== SHORT TASK ==
Recast the data as a Markdown table with the columns "Row" and "Line". Begin at the start of the data, end with the line containing "data-point [1285,412,1302,429]", and leave out blank lines.

[Layout element entries]

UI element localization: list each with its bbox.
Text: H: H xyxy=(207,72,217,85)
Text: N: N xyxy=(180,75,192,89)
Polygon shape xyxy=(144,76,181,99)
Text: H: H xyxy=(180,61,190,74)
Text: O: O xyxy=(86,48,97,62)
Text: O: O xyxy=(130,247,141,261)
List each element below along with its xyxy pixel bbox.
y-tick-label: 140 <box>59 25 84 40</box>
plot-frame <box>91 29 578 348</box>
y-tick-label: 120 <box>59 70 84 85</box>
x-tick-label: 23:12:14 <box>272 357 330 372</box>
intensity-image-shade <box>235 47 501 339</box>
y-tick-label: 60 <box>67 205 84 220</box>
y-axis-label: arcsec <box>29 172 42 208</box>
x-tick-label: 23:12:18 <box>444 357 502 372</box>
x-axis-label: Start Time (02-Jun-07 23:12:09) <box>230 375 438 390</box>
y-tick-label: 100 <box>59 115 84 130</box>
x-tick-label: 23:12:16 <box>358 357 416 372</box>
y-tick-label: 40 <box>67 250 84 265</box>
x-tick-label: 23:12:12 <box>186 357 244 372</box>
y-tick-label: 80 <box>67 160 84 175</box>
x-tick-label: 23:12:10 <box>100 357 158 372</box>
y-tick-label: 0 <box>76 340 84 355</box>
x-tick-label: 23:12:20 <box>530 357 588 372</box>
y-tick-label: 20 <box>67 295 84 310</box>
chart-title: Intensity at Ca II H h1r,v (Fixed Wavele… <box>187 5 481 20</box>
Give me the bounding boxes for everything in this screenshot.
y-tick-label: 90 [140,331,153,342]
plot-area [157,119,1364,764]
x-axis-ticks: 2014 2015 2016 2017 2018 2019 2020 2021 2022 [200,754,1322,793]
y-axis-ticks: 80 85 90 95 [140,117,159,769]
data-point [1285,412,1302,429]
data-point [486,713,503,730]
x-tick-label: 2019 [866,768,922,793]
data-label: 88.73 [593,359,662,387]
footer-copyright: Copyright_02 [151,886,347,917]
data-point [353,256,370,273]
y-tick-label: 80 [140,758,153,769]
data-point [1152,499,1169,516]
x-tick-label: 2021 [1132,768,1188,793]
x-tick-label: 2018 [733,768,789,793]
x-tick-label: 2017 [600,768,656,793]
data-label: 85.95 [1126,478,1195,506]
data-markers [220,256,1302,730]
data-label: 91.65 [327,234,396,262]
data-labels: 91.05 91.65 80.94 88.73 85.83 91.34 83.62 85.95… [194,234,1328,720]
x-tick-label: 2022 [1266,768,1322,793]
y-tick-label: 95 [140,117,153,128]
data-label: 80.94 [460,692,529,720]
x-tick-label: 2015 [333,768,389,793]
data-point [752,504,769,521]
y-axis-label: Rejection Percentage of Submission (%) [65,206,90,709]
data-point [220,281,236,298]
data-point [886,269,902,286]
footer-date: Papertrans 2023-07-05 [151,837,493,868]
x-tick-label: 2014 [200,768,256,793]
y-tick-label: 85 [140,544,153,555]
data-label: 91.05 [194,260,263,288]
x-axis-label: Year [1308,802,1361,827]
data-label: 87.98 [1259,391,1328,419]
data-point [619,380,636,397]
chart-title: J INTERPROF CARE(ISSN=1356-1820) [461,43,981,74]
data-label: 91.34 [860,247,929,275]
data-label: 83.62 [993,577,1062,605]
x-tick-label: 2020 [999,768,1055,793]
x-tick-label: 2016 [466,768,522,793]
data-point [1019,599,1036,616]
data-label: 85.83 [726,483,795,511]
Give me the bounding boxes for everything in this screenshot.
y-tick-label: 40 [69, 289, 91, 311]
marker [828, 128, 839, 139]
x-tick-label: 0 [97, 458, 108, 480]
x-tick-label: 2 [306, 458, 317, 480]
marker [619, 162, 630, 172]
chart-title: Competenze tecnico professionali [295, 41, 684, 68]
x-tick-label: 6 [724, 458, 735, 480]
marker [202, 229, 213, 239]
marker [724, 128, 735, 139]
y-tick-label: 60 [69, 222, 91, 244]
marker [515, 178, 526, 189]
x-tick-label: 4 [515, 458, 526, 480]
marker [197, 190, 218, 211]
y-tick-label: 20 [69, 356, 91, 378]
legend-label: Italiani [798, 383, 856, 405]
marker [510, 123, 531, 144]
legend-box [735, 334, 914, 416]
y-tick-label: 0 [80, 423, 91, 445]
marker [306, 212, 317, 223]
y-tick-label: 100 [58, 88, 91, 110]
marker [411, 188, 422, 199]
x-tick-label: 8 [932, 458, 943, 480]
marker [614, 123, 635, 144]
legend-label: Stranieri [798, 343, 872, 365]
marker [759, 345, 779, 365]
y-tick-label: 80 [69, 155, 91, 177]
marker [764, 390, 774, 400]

== FULL OUTPUT ==
| Row | Line |
|---|---|
| 1 | UI element localization: list each with its bbox. |
| 2 | Text: H: H xyxy=(207,72,217,85) |
| 3 | Text: N: N xyxy=(180,75,192,89) |
| 4 | Polygon shape xyxy=(144,76,181,99) |
| 5 | Text: H: H xyxy=(180,61,190,74) |
| 6 | Text: O: O xyxy=(86,48,97,62) |
| 7 | Text: O: O xyxy=(130,247,141,261) |
| 8 | List each element below along with its xyxy pixel bbox. |
| 9 | y-tick-label: 140 <box>59 25 84 40</box> |
| 10 | plot-frame <box>91 29 578 348</box> |
| 11 | y-tick-label: 120 <box>59 70 84 85</box> |
| 12 | x-tick-label: 23:12:14 <box>272 357 330 372</box> |
| 13 | intensity-image-shade <box>235 47 501 339</box> |
| 14 | y-tick-label: 60 <box>67 205 84 220</box> |
| 15 | y-axis-label: arcsec <box>29 172 42 208</box> |
| 16 | x-tick-label: 23:12:18 <box>444 357 502 372</box> |
| 17 | x-axis-label: Start Time (02-Jun-07 23:12:09) <box>230 375 438 390</box> |
| 18 | y-tick-label: 100 <box>59 115 84 130</box> |
| 19 | x-tick-label: 23:12:16 <box>358 357 416 372</box> |
| 20 | y-tick-label: 40 <box>67 250 84 265</box> |
| 21 | x-tick-label: 23:12:12 <box>186 357 244 372</box> |
| 22 | y-tick-label: 80 <box>67 160 84 175</box> |
| 23 | x-tick-label: 23:12:10 <box>100 357 158 372</box> |
| 24 | y-tick-label: 0 <box>76 340 84 355</box> |
| 25 | x-tick-label: 23:12:20 <box>530 357 588 372</box> |
| 26 | y-tick-label: 20 <box>67 295 84 310</box> |
| 27 | chart-title: Intensity at Ca II H h1r,v (Fixed Wavele… <box>187 5 481 20</box> |
| 28 | Give me the bounding boxes for everything in this screenshot. |
| 29 | y-tick-label: 90 [140,331,153,342] |
| 30 | plot-area [157,119,1364,764] |
| 31 | x-axis-ticks: 2014 2015 2016 2017 2018 2019 2020 2021 2022 [200,754,1322,793] |
| 32 | y-axis-ticks: 80 85 90 95 [140,117,159,769] |
| 33 | data-point [1285,412,1302,429] |